§ Exercise task
Please count the lines below that contain the word "Points", and reply with that number alone.

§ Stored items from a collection
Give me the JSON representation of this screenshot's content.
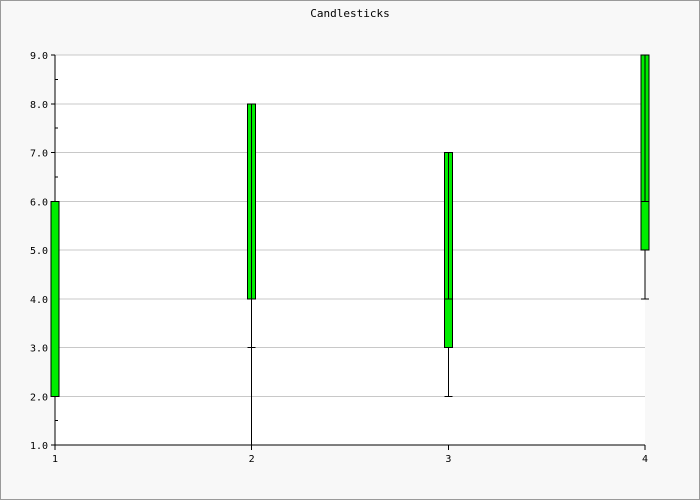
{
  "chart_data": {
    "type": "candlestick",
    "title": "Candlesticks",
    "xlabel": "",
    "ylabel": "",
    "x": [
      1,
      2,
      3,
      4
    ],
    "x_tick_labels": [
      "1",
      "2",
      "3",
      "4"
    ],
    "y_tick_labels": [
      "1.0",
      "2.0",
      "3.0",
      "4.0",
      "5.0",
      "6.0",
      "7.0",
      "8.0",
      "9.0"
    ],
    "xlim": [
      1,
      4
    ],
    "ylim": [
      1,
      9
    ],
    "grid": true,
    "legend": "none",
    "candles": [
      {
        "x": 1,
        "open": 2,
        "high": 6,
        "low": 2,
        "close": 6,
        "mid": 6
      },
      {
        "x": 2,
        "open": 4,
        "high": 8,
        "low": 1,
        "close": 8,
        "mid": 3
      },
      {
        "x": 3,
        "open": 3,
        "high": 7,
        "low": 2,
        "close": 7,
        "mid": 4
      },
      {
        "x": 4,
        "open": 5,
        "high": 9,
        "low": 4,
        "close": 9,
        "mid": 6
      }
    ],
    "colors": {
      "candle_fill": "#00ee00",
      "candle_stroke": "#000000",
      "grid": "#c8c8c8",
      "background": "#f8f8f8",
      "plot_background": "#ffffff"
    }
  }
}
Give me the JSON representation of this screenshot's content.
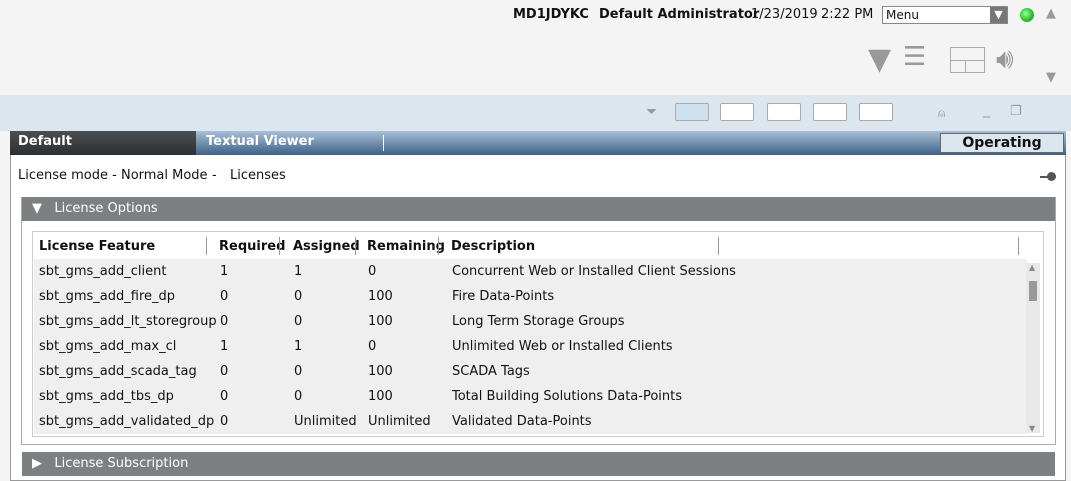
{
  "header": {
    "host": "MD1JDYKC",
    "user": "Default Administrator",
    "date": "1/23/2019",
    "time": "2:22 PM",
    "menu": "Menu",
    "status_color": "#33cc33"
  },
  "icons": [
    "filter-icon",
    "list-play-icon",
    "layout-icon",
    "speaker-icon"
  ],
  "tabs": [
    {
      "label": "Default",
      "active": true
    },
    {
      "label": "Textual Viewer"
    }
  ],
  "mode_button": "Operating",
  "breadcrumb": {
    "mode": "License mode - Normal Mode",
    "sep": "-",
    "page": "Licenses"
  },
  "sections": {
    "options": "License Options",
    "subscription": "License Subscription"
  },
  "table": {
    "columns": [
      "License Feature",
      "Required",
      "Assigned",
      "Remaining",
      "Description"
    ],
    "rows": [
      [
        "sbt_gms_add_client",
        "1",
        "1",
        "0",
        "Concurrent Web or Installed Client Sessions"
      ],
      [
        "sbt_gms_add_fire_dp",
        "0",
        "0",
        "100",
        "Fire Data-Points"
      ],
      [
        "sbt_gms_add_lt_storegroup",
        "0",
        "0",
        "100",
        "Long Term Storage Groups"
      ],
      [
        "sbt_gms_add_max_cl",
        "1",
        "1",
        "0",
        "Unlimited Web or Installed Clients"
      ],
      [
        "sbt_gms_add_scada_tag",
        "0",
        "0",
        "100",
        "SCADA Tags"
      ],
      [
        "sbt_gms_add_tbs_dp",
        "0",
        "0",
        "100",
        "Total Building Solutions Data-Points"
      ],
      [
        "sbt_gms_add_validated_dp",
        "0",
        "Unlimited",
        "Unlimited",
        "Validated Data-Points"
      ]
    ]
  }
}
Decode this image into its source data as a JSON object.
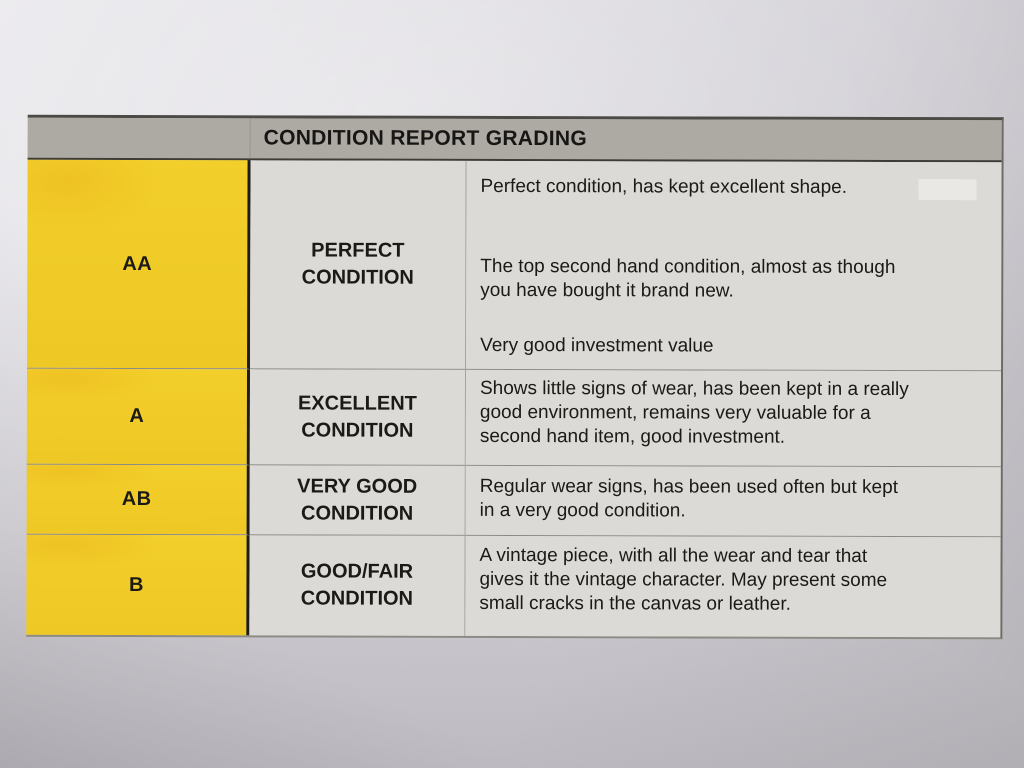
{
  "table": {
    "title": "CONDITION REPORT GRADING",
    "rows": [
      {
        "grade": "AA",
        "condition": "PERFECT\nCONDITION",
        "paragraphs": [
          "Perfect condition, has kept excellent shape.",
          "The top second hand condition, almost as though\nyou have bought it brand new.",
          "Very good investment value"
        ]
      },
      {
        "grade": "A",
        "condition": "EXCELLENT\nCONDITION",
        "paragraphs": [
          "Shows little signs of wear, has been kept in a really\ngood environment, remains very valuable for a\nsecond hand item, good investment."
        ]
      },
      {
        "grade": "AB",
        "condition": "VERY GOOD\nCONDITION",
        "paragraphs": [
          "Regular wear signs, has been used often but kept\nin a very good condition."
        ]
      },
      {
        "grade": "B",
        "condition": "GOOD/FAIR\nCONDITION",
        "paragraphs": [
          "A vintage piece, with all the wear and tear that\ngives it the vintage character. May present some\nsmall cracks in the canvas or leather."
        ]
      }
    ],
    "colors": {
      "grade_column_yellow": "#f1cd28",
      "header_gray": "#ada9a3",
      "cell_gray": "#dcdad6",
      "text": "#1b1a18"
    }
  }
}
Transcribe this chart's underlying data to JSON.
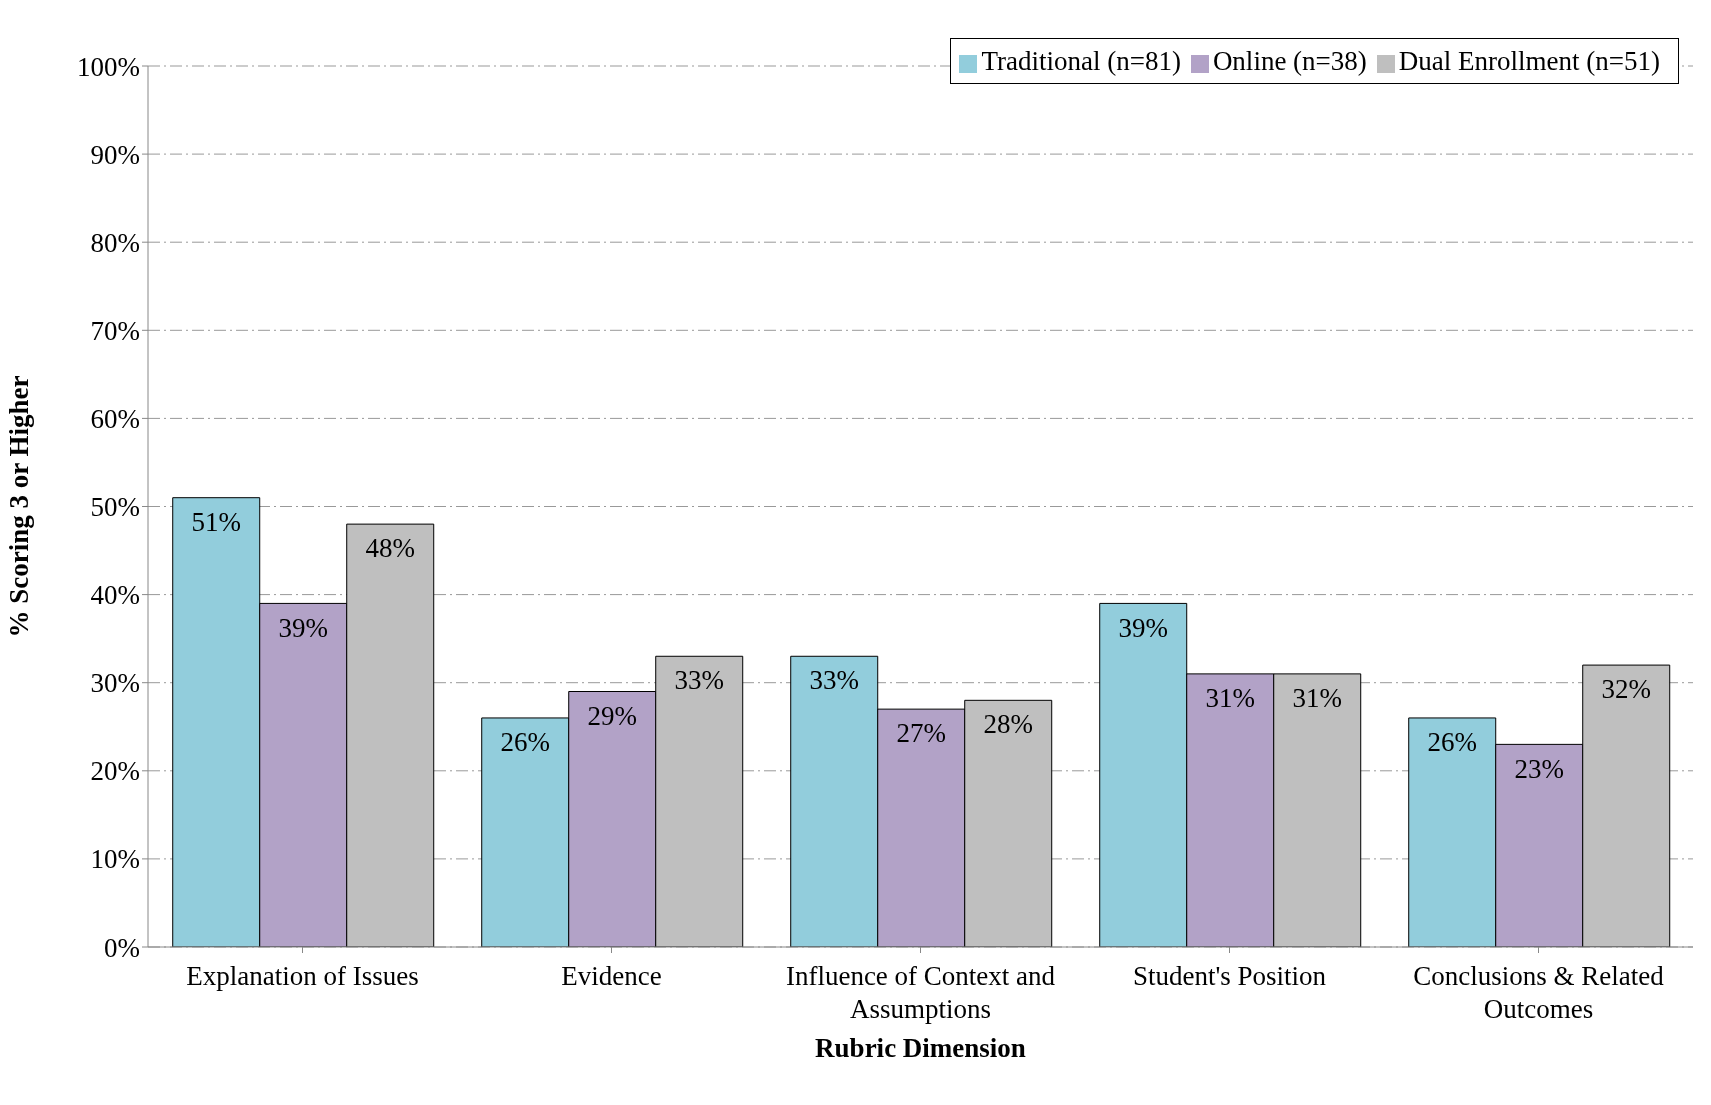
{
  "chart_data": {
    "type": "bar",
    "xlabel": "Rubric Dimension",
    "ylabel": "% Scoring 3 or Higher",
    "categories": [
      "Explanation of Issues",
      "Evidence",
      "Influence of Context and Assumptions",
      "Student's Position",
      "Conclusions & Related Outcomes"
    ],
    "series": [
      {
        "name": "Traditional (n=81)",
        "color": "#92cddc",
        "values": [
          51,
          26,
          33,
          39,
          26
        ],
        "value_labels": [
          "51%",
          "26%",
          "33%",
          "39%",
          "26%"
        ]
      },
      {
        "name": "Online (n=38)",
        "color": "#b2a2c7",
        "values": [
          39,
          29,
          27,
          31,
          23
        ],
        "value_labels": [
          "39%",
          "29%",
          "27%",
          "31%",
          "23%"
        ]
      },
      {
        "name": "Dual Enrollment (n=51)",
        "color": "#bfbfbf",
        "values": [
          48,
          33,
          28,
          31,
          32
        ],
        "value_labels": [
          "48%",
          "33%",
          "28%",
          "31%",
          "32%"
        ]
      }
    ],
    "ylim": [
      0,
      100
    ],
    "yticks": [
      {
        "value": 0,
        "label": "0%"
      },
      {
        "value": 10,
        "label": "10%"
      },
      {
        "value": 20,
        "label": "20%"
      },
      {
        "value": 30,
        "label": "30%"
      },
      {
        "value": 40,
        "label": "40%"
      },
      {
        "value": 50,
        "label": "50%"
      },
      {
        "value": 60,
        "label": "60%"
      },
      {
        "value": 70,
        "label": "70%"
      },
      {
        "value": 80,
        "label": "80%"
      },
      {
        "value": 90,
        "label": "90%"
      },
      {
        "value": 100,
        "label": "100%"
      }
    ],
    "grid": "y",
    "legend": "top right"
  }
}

§ Correct response
3